# START OF Items
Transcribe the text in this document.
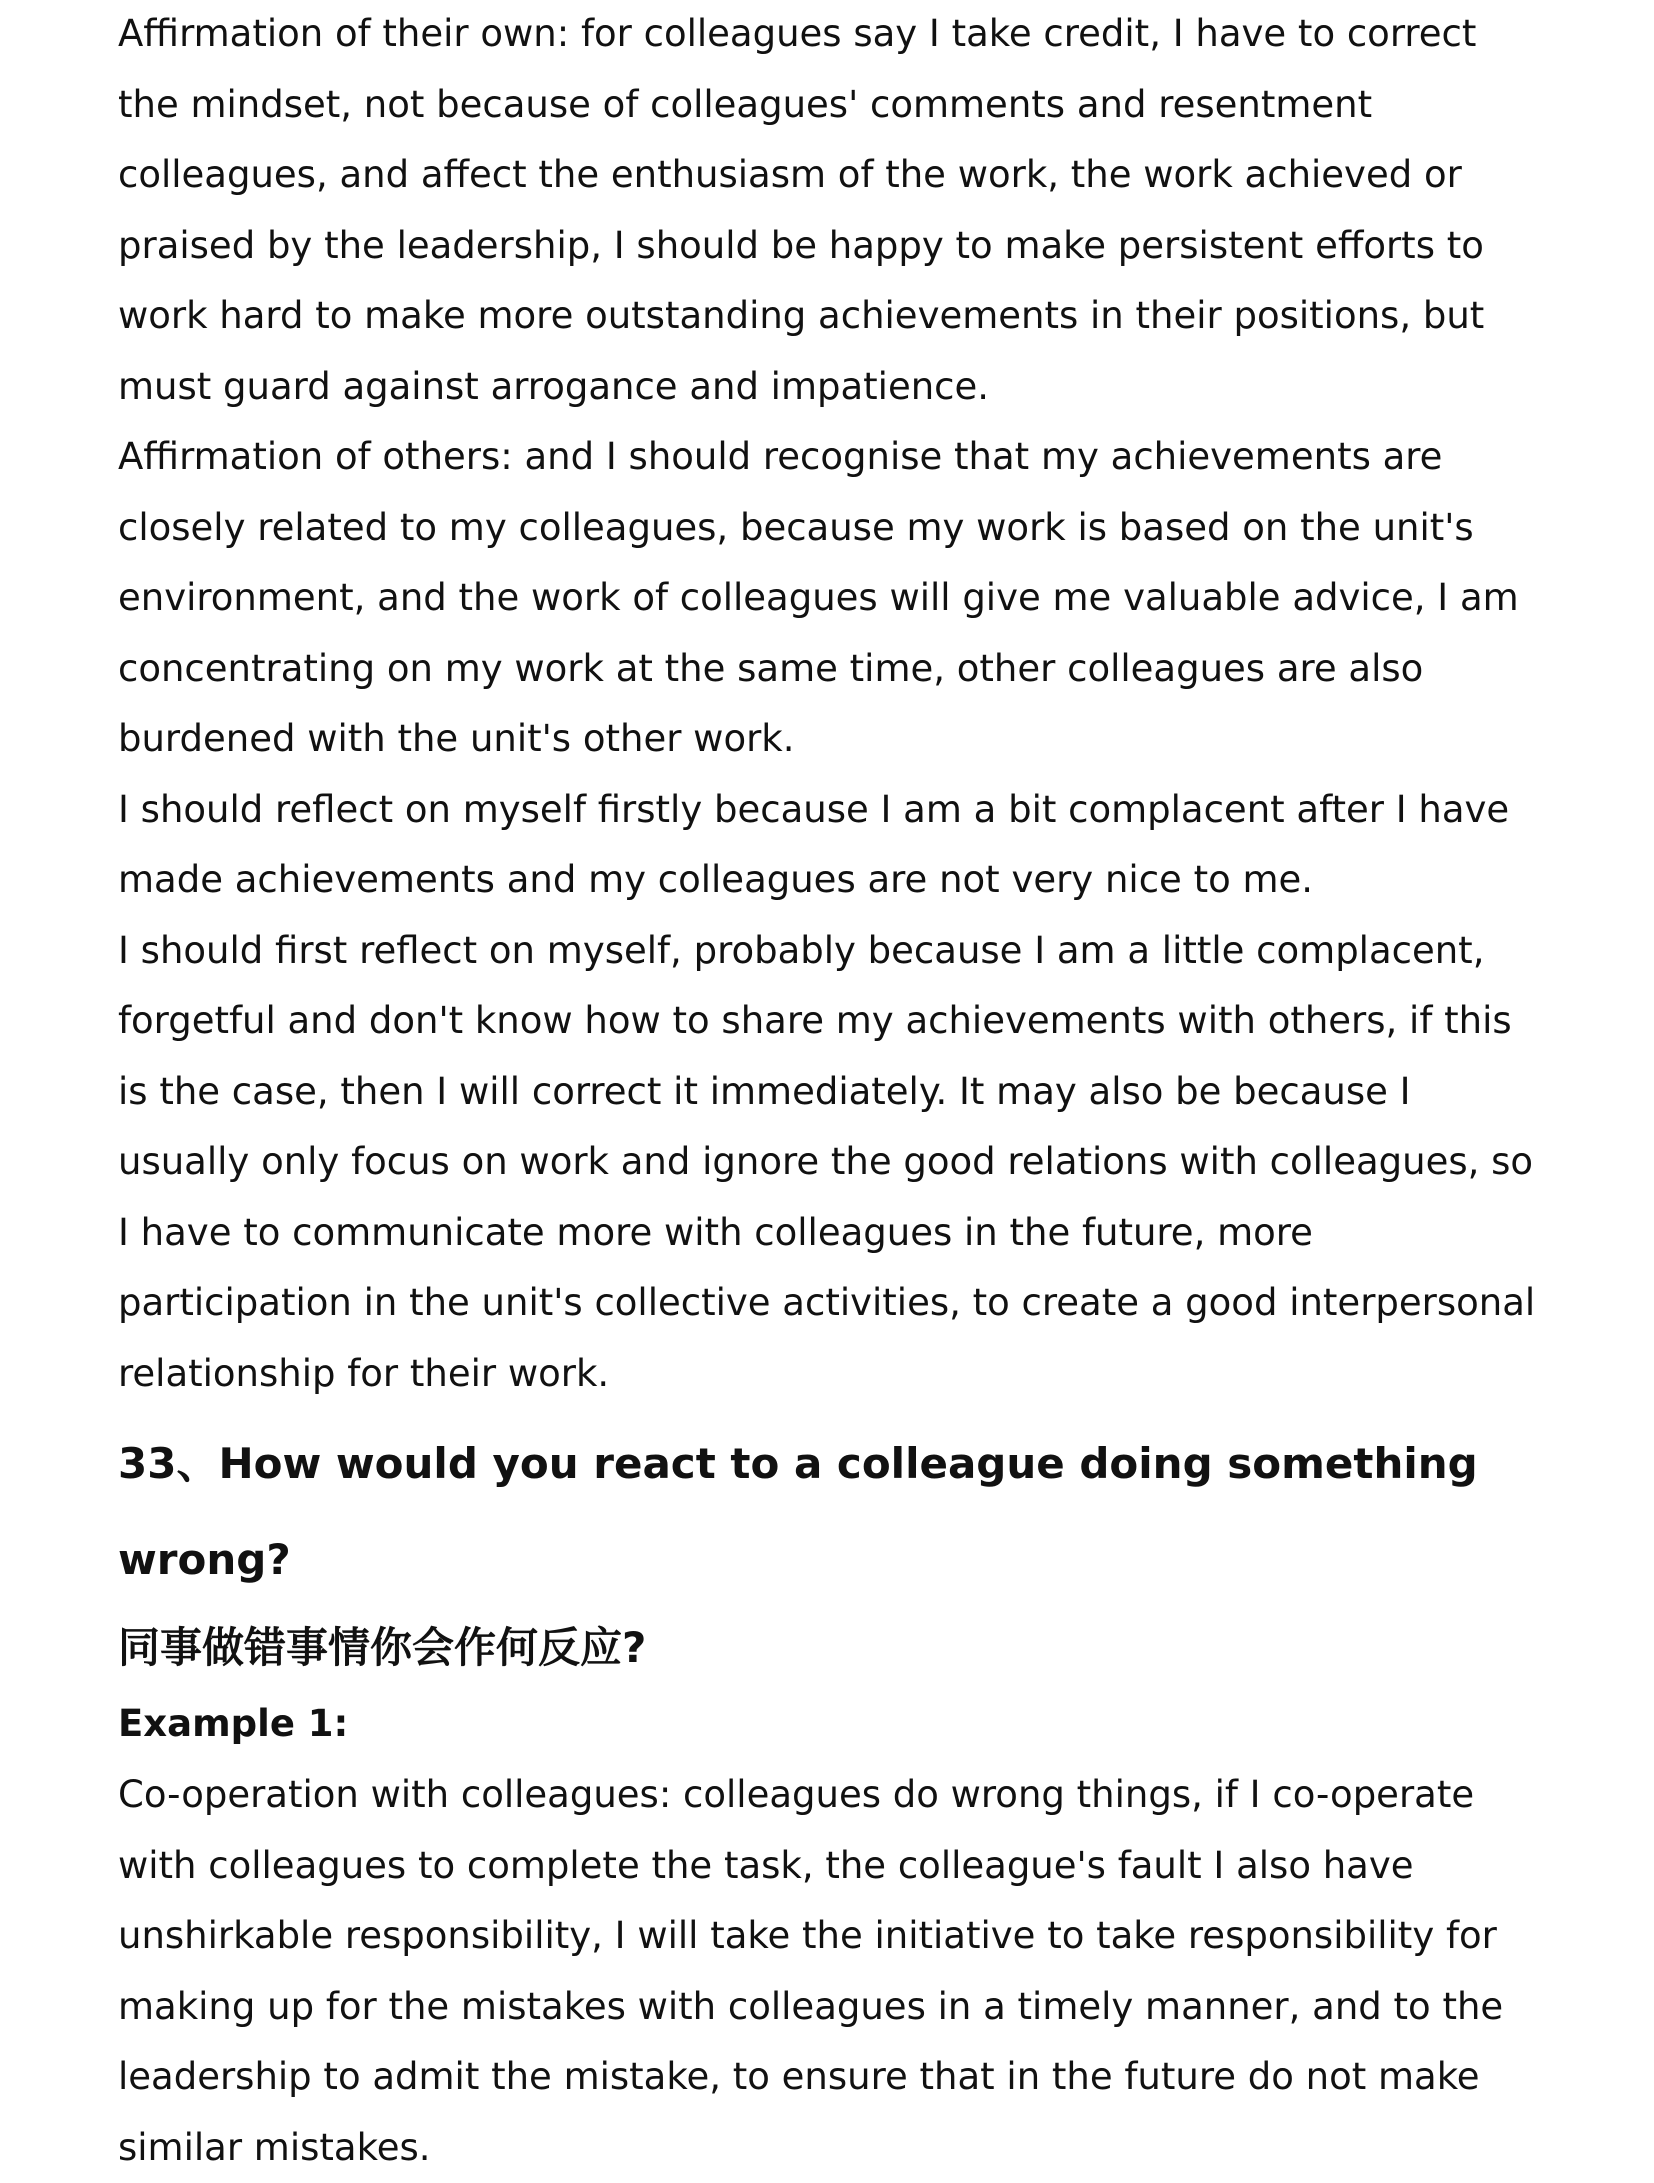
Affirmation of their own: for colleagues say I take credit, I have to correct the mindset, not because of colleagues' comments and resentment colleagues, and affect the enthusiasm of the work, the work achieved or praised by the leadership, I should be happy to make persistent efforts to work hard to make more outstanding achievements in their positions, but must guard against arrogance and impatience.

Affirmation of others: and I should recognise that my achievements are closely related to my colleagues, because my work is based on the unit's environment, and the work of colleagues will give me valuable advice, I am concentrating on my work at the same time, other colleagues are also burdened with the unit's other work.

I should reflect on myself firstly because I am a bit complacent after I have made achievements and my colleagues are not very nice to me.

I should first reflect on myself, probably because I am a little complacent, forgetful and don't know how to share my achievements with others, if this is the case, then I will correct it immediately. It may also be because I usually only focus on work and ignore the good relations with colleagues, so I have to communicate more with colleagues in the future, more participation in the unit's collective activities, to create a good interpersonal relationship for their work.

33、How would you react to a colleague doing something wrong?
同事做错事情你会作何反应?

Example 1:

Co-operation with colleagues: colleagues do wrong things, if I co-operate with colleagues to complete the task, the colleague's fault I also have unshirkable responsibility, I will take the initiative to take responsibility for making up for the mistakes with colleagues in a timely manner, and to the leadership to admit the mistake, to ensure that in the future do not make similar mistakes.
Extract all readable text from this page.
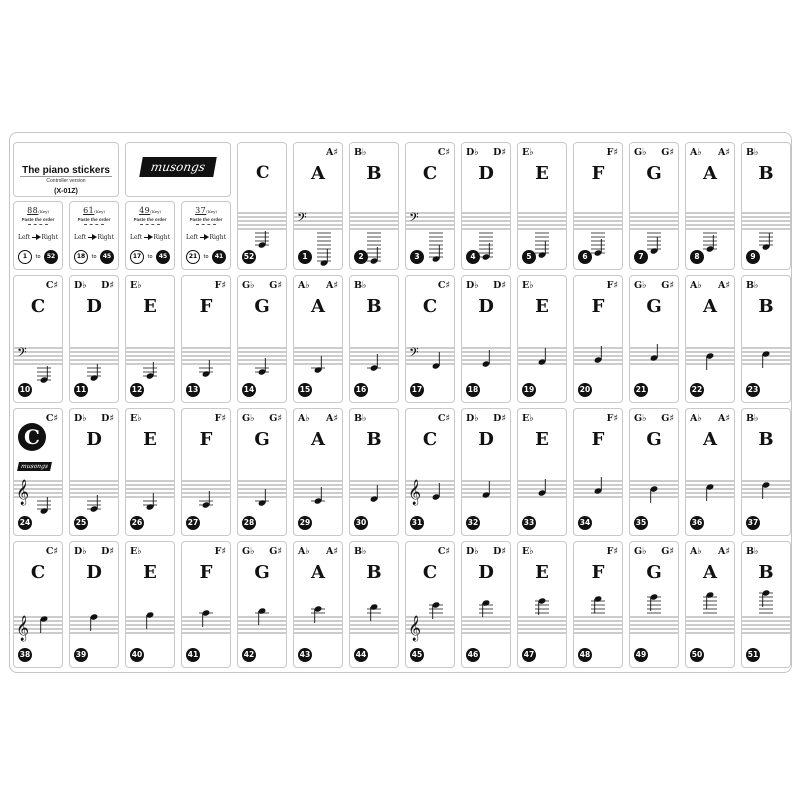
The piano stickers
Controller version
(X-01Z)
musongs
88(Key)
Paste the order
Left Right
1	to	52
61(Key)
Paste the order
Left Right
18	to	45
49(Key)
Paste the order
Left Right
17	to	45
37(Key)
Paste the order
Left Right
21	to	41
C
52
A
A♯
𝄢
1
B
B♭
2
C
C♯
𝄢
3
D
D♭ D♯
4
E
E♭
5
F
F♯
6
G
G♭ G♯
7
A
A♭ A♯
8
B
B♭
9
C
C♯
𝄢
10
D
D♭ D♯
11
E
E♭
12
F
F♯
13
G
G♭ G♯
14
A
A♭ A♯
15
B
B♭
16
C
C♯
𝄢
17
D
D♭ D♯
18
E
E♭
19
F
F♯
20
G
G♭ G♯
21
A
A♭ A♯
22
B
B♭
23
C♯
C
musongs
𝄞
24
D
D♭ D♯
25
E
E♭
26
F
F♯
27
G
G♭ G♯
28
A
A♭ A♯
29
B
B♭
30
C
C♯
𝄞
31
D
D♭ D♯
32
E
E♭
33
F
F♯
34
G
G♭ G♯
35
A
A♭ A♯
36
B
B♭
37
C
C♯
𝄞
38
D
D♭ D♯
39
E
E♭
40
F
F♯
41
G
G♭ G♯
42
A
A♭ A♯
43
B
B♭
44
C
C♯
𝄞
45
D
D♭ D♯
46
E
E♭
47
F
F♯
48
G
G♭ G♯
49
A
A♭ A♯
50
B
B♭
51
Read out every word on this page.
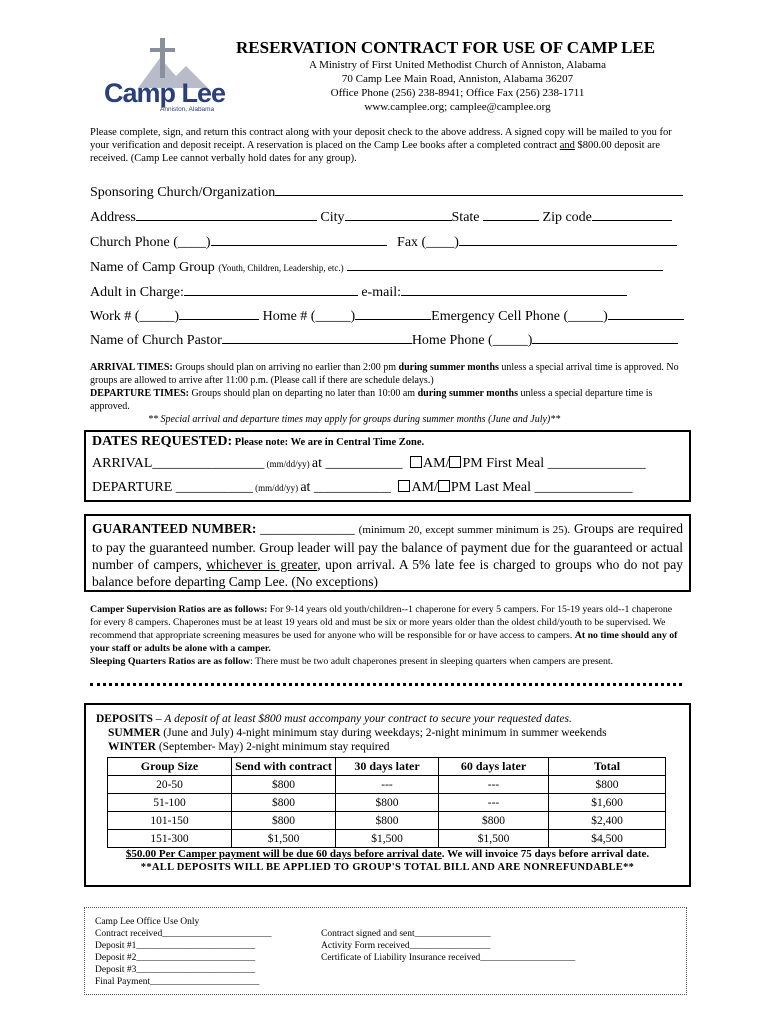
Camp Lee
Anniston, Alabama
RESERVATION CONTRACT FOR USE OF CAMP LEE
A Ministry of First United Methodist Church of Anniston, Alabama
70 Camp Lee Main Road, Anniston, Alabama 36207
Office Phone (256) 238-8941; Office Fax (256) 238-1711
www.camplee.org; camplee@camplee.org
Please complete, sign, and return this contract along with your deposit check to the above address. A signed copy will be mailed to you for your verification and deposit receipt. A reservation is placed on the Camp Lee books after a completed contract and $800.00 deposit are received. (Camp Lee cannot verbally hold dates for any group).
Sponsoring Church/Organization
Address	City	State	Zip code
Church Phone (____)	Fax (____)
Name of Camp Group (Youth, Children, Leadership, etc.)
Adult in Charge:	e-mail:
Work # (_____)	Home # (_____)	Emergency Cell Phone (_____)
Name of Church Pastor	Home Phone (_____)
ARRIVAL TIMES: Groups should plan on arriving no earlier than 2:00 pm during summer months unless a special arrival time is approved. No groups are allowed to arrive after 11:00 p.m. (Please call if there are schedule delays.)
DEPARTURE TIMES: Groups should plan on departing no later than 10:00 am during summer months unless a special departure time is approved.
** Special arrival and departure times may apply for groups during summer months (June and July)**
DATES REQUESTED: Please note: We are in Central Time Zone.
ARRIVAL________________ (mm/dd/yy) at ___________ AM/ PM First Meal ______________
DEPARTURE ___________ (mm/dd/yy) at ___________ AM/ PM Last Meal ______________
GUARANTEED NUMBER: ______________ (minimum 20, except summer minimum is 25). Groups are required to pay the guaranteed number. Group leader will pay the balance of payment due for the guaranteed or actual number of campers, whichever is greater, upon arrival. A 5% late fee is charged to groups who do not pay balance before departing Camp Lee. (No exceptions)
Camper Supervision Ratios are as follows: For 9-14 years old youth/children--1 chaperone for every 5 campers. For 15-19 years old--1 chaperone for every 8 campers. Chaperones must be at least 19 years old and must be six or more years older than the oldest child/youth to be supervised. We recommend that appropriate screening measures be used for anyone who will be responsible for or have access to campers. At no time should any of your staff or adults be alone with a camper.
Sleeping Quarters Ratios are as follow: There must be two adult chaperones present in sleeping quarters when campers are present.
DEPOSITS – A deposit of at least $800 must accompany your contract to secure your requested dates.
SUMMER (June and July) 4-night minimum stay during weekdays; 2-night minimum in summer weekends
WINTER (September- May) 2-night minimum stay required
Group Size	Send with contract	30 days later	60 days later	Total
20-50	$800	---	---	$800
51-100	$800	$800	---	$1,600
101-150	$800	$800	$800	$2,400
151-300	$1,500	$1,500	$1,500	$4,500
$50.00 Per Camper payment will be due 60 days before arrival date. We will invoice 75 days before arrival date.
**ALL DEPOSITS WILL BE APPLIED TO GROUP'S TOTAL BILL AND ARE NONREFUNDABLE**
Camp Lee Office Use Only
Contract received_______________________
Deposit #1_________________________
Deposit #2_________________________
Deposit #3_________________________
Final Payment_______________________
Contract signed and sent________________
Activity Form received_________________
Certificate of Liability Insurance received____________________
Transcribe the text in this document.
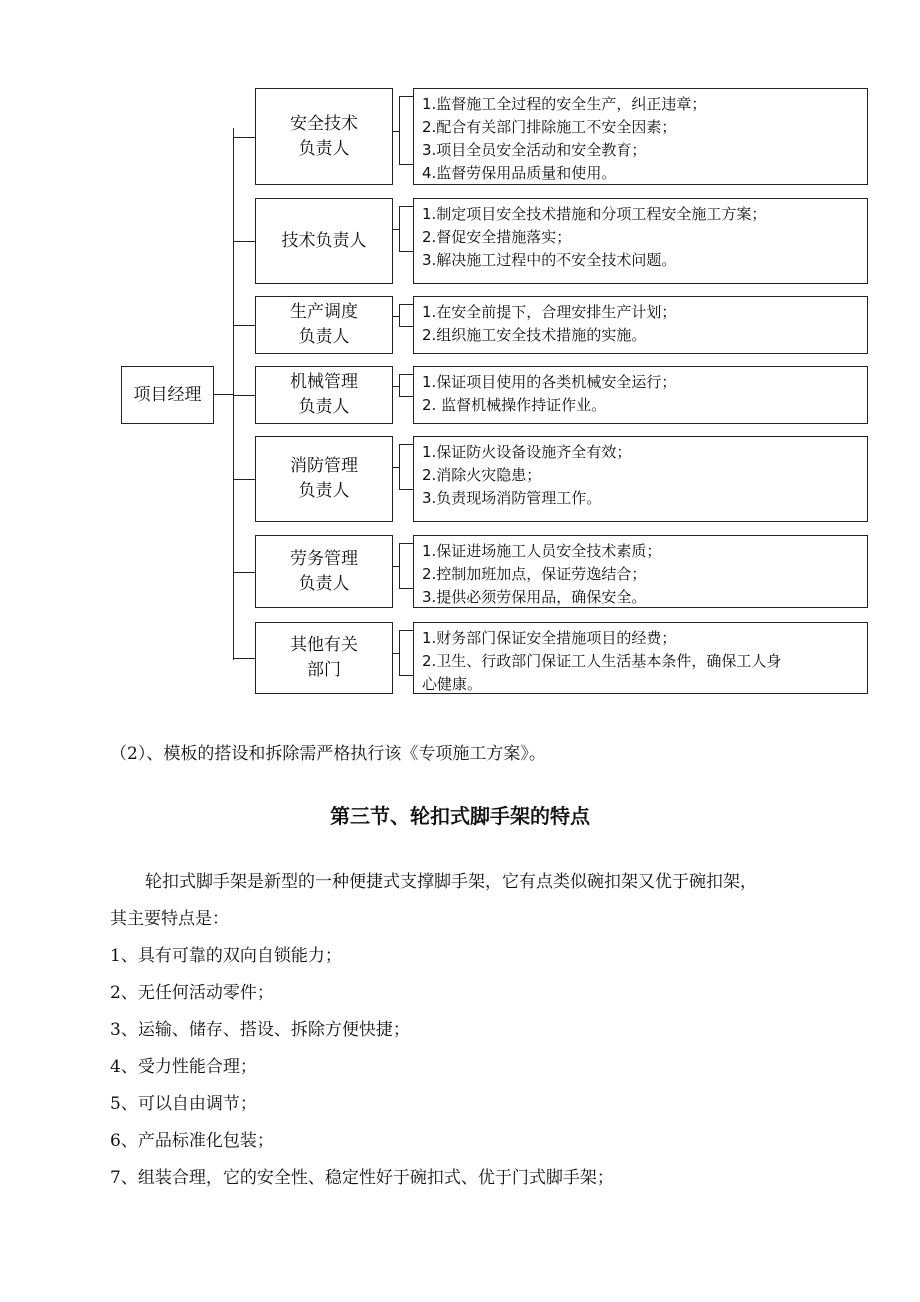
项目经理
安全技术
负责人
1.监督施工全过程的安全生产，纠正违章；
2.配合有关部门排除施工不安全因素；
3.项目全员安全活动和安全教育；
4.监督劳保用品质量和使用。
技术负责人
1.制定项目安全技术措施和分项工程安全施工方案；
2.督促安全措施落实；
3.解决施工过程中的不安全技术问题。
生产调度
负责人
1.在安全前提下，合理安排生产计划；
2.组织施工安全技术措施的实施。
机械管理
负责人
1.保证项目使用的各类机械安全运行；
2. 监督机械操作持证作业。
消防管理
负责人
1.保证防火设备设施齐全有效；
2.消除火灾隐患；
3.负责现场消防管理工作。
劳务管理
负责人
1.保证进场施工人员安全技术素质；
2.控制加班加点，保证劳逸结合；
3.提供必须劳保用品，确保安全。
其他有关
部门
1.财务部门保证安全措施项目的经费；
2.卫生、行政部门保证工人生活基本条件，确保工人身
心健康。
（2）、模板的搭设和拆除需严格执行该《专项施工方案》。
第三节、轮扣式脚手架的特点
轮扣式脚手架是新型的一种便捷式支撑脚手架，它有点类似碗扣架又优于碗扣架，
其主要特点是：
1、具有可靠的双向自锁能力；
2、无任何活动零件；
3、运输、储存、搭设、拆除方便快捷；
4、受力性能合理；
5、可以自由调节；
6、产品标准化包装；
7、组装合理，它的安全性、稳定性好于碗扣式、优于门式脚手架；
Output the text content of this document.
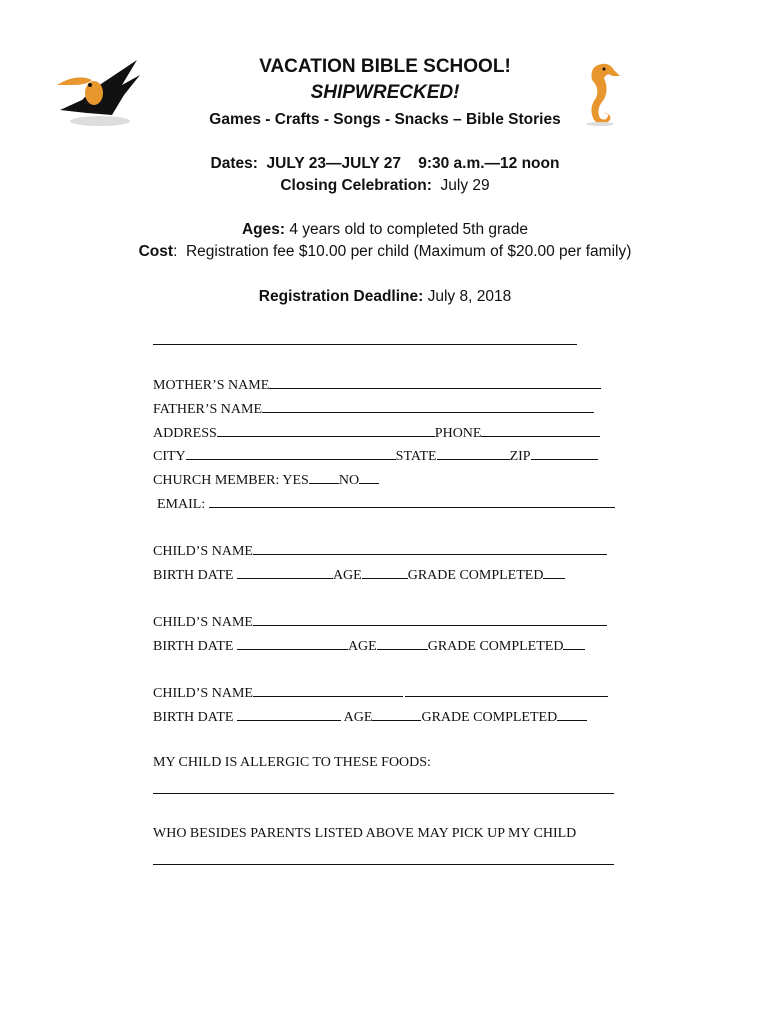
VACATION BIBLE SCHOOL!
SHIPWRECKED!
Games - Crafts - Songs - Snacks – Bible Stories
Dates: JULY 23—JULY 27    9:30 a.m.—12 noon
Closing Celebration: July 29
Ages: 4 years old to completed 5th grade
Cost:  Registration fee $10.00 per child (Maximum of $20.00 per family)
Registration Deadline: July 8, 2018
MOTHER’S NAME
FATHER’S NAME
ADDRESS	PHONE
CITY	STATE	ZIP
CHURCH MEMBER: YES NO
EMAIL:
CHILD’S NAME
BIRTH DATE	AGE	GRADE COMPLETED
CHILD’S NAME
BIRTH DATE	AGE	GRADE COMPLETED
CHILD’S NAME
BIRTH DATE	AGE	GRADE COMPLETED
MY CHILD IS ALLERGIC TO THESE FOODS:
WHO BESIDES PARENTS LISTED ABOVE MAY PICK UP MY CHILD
# END OF Items
Goal>
Extract, word for word, every line from the one holding "Output the text content of this document." through the closing line of the data above. Do not include any pictures.

Result for this task>
Output the text content of this document.
VACATION BIBLE SCHOOL!
SHIPWRECKED!
Games - Crafts - Songs - Snacks – Bible Stories
Dates: JULY 23—JULY 27    9:30 a.m.—12 noon
Closing Celebration: July 29
Ages: 4 years old to completed 5th grade
Cost:  Registration fee $10.00 per child (Maximum of $20.00 per family)
Registration Deadline: July 8, 2018
MOTHER’S NAME
FATHER’S NAME
ADDRESS	PHONE
CITY	STATE	ZIP
CHURCH MEMBER: YES NO
EMAIL:
CHILD’S NAME
BIRTH DATE	AGE	GRADE COMPLETED
CHILD’S NAME
BIRTH DATE	AGE	GRADE COMPLETED
CHILD’S NAME
BIRTH DATE	AGE	GRADE COMPLETED
MY CHILD IS ALLERGIC TO THESE FOODS:
WHO BESIDES PARENTS LISTED ABOVE MAY PICK UP MY CHILD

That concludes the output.